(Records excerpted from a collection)
****

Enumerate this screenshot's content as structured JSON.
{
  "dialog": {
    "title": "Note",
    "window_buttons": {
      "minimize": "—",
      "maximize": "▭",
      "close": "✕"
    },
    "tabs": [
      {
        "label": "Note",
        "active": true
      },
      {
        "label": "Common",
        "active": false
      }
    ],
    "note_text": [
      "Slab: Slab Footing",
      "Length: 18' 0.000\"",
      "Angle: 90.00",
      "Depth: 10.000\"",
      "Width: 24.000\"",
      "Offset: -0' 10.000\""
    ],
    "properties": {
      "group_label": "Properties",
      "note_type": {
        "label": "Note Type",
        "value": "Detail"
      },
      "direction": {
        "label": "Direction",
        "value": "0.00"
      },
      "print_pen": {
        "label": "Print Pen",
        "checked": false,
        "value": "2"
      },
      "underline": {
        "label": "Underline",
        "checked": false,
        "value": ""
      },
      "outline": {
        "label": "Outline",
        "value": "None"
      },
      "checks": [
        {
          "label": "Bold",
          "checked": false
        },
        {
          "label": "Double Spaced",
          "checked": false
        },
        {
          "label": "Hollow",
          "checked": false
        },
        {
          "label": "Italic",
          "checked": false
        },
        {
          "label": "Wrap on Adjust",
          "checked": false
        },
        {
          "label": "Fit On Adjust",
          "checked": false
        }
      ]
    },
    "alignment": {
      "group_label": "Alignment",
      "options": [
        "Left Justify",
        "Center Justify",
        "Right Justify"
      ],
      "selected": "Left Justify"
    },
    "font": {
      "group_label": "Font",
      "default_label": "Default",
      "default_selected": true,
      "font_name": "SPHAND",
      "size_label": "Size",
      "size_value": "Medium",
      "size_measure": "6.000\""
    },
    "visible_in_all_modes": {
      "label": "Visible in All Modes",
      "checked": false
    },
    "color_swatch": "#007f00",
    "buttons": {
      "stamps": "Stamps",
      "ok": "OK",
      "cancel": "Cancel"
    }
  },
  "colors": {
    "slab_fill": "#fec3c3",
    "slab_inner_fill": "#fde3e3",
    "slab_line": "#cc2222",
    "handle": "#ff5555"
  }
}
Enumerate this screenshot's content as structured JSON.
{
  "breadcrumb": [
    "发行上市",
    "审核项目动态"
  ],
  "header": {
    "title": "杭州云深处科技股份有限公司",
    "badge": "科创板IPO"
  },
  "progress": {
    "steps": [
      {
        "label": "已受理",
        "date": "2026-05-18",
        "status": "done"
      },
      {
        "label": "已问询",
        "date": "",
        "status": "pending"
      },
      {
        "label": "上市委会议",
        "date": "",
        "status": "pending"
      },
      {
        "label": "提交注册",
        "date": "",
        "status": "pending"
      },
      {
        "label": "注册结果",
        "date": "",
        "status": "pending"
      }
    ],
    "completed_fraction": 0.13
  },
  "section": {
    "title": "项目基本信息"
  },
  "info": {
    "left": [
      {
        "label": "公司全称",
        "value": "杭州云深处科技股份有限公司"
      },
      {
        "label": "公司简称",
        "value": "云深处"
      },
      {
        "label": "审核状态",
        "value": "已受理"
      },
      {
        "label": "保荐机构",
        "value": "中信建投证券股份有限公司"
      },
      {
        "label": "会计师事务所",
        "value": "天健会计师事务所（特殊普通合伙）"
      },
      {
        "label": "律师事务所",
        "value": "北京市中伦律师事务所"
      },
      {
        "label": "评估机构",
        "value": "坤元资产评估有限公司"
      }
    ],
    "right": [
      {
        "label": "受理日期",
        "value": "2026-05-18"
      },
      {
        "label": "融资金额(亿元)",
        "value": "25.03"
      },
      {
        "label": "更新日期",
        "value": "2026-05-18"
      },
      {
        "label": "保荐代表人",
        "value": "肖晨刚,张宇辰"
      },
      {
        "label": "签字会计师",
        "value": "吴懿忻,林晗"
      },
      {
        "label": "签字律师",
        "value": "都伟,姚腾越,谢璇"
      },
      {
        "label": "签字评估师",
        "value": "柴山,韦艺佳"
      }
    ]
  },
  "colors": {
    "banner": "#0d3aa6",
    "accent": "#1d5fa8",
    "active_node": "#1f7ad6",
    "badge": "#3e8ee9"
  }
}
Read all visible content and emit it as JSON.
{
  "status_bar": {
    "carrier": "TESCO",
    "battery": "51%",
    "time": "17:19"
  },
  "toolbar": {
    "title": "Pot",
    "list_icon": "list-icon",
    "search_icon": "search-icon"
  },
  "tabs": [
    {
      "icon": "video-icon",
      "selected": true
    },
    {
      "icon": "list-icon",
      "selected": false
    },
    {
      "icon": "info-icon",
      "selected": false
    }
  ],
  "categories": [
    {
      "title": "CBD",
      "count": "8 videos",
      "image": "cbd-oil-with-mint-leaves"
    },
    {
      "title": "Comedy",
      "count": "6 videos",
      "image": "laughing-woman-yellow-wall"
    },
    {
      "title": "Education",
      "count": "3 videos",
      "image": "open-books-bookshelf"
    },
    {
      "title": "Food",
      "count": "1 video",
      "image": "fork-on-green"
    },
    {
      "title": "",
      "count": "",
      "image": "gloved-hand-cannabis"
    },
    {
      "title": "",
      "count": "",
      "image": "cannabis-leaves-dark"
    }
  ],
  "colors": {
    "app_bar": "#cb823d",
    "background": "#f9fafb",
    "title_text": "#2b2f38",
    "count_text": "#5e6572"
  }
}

****

Required task - Check each line of the entries above, and show every one holding the word "Justify".

Response below -
        "Left Justify",
        "Center Justify",
        "Right Justify"
      "selected": "Left Justify"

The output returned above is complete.